» Problem details
Copy every one of the rows below exactly, line for line.

* * *

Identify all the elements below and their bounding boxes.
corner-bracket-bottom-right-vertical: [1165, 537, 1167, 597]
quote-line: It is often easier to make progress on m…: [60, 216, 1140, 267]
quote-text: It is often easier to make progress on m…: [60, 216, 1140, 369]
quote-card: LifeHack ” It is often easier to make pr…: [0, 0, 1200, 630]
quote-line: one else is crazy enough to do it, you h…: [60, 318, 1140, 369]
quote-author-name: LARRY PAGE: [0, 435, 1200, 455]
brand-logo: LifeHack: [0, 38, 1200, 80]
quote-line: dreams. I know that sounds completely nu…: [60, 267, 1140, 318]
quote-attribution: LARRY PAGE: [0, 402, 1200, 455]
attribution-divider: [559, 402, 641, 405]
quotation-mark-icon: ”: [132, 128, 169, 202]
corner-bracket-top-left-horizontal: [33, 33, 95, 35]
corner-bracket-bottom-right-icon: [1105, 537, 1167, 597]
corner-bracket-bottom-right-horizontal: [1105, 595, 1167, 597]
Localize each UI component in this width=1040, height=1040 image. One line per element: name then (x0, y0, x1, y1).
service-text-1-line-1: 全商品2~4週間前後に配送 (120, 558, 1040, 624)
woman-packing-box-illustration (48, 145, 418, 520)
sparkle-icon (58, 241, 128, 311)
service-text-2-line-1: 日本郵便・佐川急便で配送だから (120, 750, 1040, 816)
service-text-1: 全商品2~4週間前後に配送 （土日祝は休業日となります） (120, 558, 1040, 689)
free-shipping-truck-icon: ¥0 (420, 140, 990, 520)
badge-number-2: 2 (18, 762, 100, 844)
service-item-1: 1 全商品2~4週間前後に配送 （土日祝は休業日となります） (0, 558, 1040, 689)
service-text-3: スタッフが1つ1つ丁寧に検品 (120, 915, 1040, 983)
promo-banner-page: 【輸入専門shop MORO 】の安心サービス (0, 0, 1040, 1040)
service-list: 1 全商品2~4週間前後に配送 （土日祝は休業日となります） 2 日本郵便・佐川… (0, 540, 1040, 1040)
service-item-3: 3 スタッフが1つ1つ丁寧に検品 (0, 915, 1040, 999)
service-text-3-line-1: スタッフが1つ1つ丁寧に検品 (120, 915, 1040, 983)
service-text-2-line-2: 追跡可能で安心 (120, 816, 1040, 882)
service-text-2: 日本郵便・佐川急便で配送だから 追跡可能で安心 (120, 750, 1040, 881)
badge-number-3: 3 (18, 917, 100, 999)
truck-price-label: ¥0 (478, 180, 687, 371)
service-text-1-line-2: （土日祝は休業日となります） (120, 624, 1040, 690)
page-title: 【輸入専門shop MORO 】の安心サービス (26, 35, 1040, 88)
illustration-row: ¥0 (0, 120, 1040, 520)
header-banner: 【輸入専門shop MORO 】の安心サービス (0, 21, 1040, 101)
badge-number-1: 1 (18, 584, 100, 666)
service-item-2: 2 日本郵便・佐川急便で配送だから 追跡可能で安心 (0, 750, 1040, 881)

* * *

» The result
Identify all the elements below and their bounding boxes.
corner-bracket-bottom-right-vertical: [1165, 537, 1167, 597]
quote-line: It is often easier to make progress on m…: [60, 216, 1140, 267]
quote-text: It is often easier to make progress on m…: [60, 216, 1140, 369]
quote-card: LifeHack ” It is often easier to make pr…: [0, 0, 1200, 630]
quote-line: one else is crazy enough to do it, you h…: [60, 318, 1140, 369]
quote-author-name: LARRY PAGE: [0, 435, 1200, 455]
brand-logo: LifeHack: [0, 38, 1200, 80]
quote-line: dreams. I know that sounds completely nu…: [60, 267, 1140, 318]
quote-attribution: LARRY PAGE: [0, 402, 1200, 455]
attribution-divider: [559, 402, 641, 405]
quotation-mark-icon: ”: [132, 128, 169, 202]
corner-bracket-top-left-horizontal: [33, 33, 95, 35]
corner-bracket-bottom-right-icon: [1105, 537, 1167, 597]
corner-bracket-bottom-right-horizontal: [1105, 595, 1167, 597]
Localize each UI component in this width=1040, height=1040 image. One line per element: name then (x0, y0, x1, y1).
service-text-1-line-1: 全商品2~4週間前後に配送 (120, 558, 1040, 624)
woman-packing-box-illustration (48, 145, 418, 520)
sparkle-icon (58, 241, 128, 311)
service-text-2-line-1: 日本郵便・佐川急便で配送だから (120, 750, 1040, 816)
service-text-1: 全商品2~4週間前後に配送 （土日祝は休業日となります） (120, 558, 1040, 689)
free-shipping-truck-icon: ¥0 (420, 140, 990, 520)
badge-number-2: 2 (18, 762, 100, 844)
service-item-1: 1 全商品2~4週間前後に配送 （土日祝は休業日となります） (0, 558, 1040, 689)
service-text-3: スタッフが1つ1つ丁寧に検品 (120, 915, 1040, 983)
promo-banner-page: 【輸入専門shop MORO 】の安心サービス (0, 0, 1040, 1040)
service-list: 1 全商品2~4週間前後に配送 （土日祝は休業日となります） 2 日本郵便・佐川… (0, 540, 1040, 1040)
service-item-3: 3 スタッフが1つ1つ丁寧に検品 (0, 915, 1040, 999)
service-text-3-line-1: スタッフが1つ1つ丁寧に検品 (120, 915, 1040, 983)
service-text-2-line-2: 追跡可能で安心 (120, 816, 1040, 882)
service-text-2: 日本郵便・佐川急便で配送だから 追跡可能で安心 (120, 750, 1040, 881)
badge-number-3: 3 (18, 917, 100, 999)
truck-price-label: ¥0 (478, 180, 687, 371)
service-text-1-line-2: （土日祝は休業日となります） (120, 624, 1040, 690)
page-title: 【輸入専門shop MORO 】の安心サービス (26, 35, 1040, 88)
illustration-row: ¥0 (0, 120, 1040, 520)
header-banner: 【輸入専門shop MORO 】の安心サービス (0, 21, 1040, 101)
badge-number-1: 1 (18, 584, 100, 666)
service-item-2: 2 日本郵便・佐川急便で配送だから 追跡可能で安心 (0, 750, 1040, 881)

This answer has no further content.